(Given request): Copy out the items between the line containing "Where is each" and the line containing "Text: O: O xyxy=(69,164,78,174)", inclusive, reproducing each line verbatim and omitting the pictures.

(Material for the task):
┄┄┄┄┄┄┄┄┄┄

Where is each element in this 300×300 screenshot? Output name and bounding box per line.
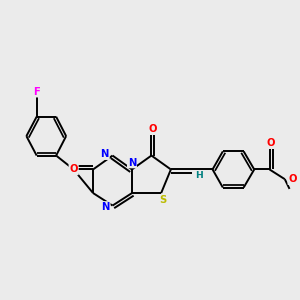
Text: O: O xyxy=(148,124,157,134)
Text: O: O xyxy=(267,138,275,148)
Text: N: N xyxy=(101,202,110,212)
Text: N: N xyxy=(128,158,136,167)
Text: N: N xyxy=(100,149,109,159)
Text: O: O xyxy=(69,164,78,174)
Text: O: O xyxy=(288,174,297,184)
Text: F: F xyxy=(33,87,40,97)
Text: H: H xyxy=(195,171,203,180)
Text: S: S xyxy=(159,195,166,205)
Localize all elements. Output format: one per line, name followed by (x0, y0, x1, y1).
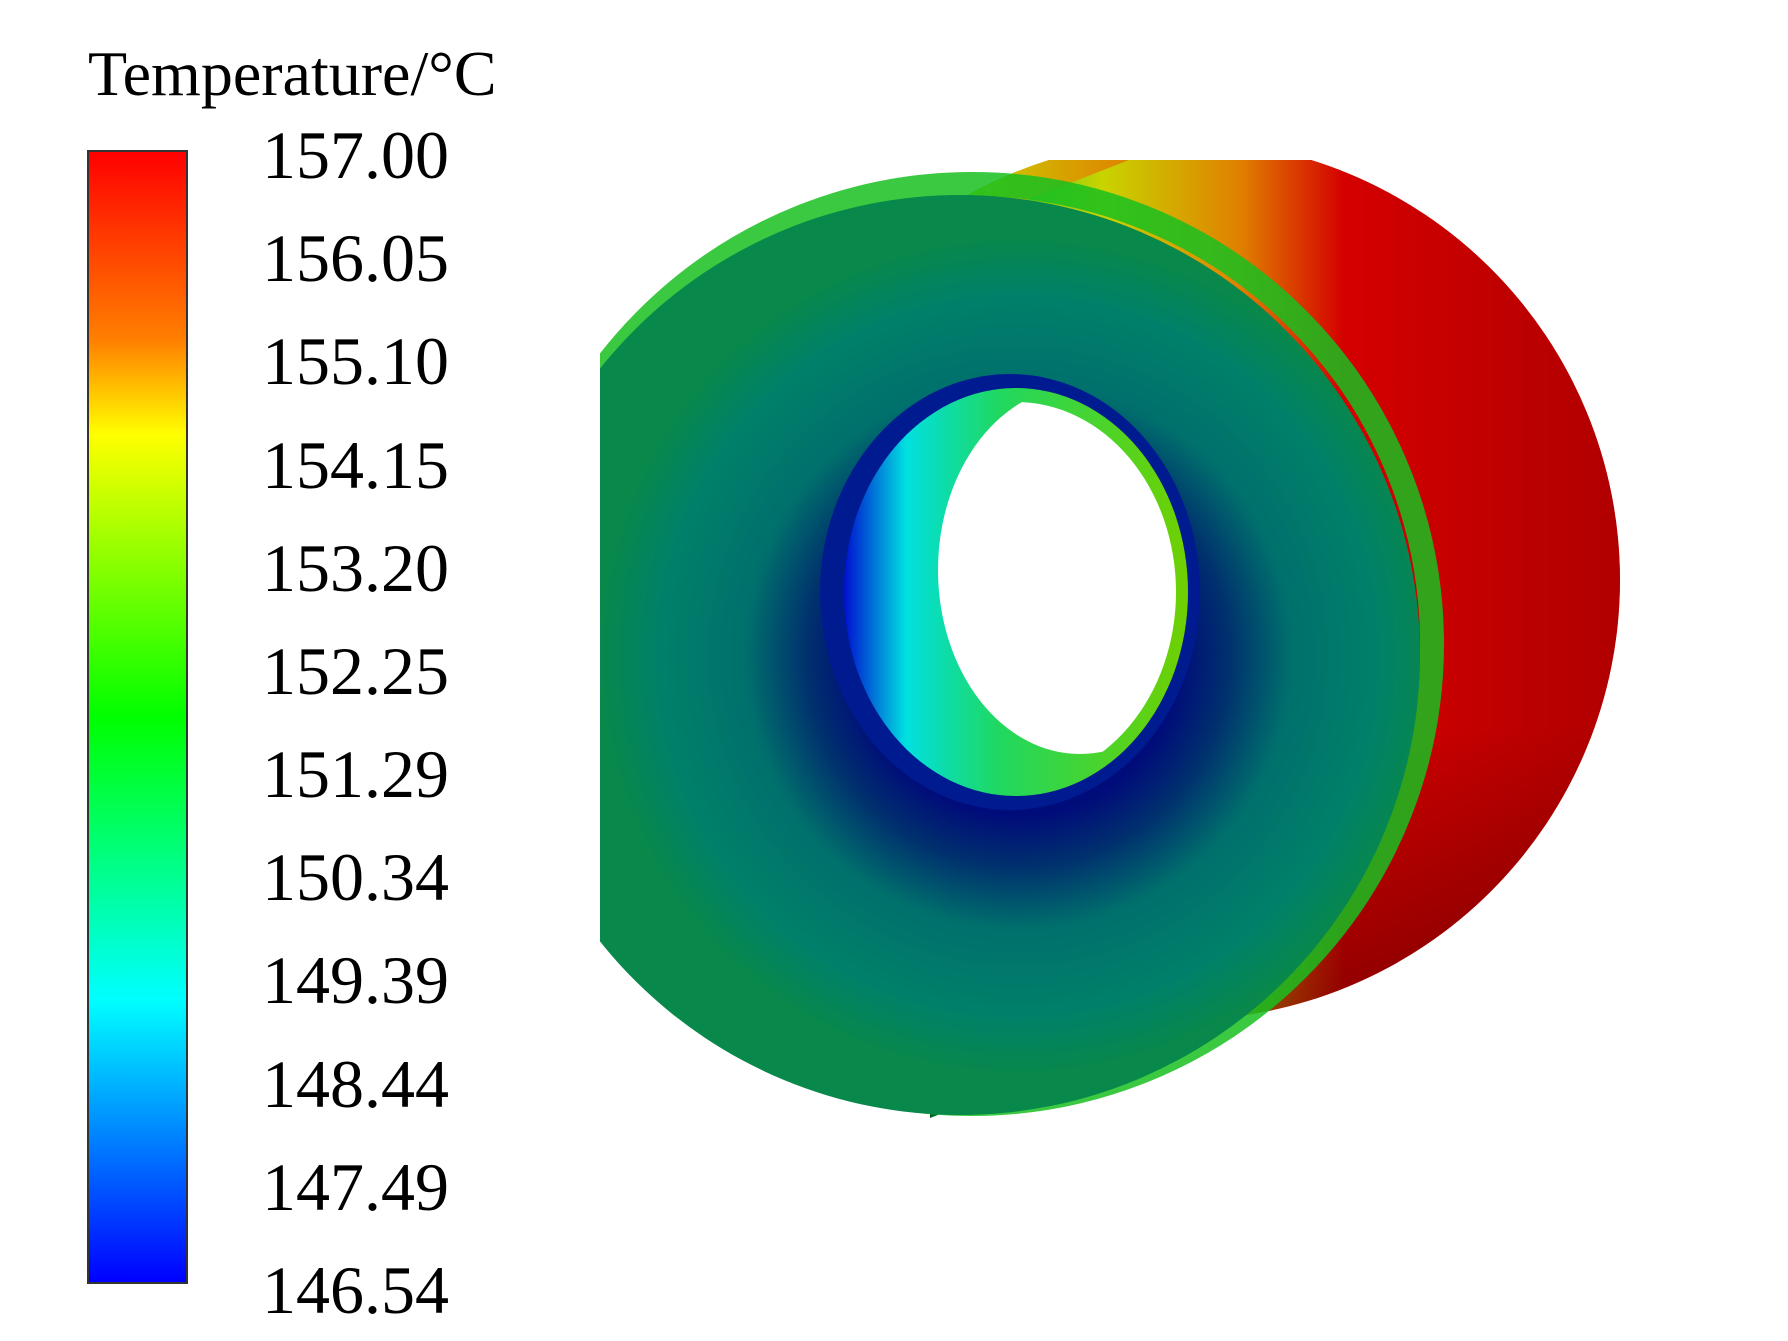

┄┄┄┄┄┄┄┄┄┄

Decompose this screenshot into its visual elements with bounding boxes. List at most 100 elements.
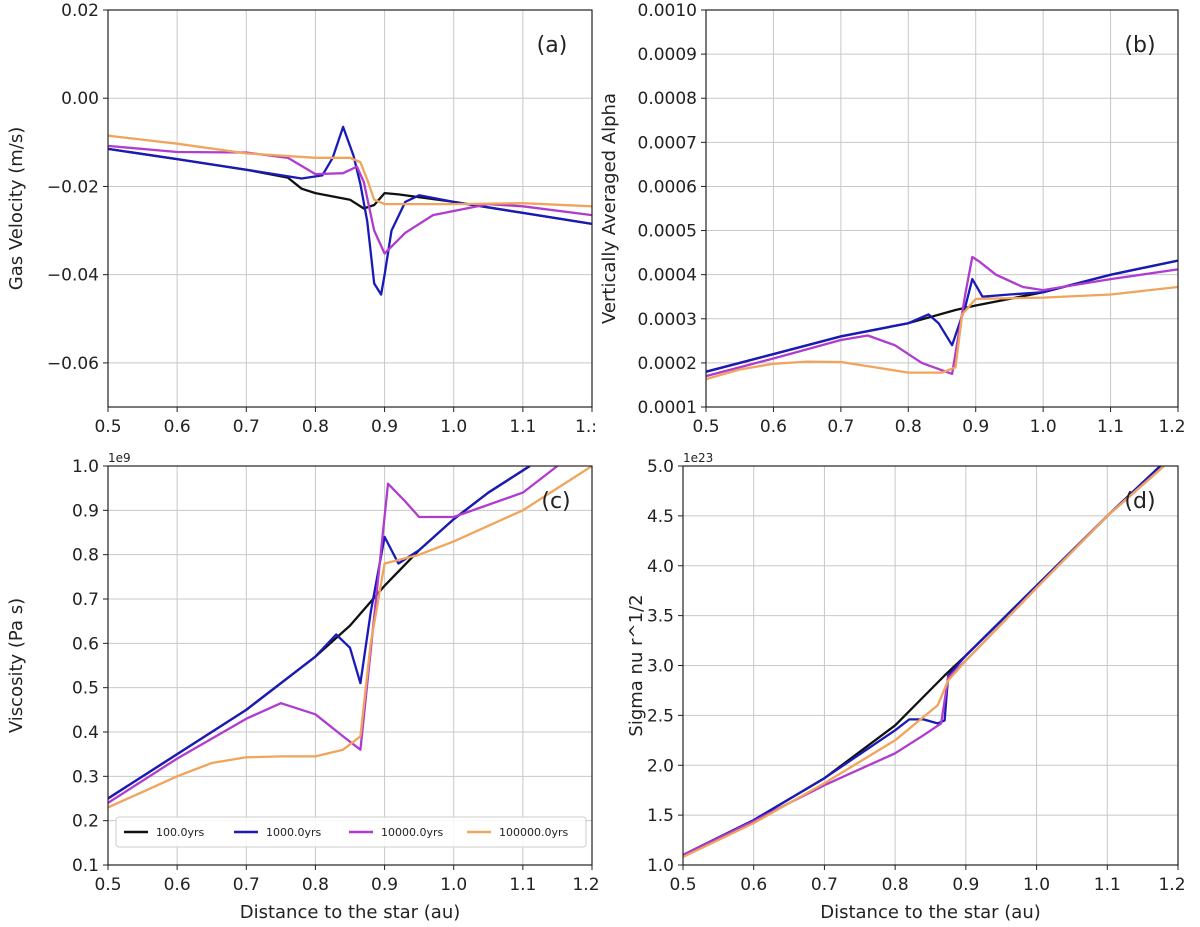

┄┄┄┄┄┄┄┄┄┄

(Correct answer):
Where is each element in this 300×300 screenshot? Output name and bounding box per line.
Text: O: O xyxy=(148,124,157,134)
Text: O: O xyxy=(267,138,275,148)
Text: N: N xyxy=(101,202,110,212)
Text: N: N xyxy=(128,158,136,167)
Text: N: N xyxy=(100,149,109,159)
Text: O: O xyxy=(69,164,78,174)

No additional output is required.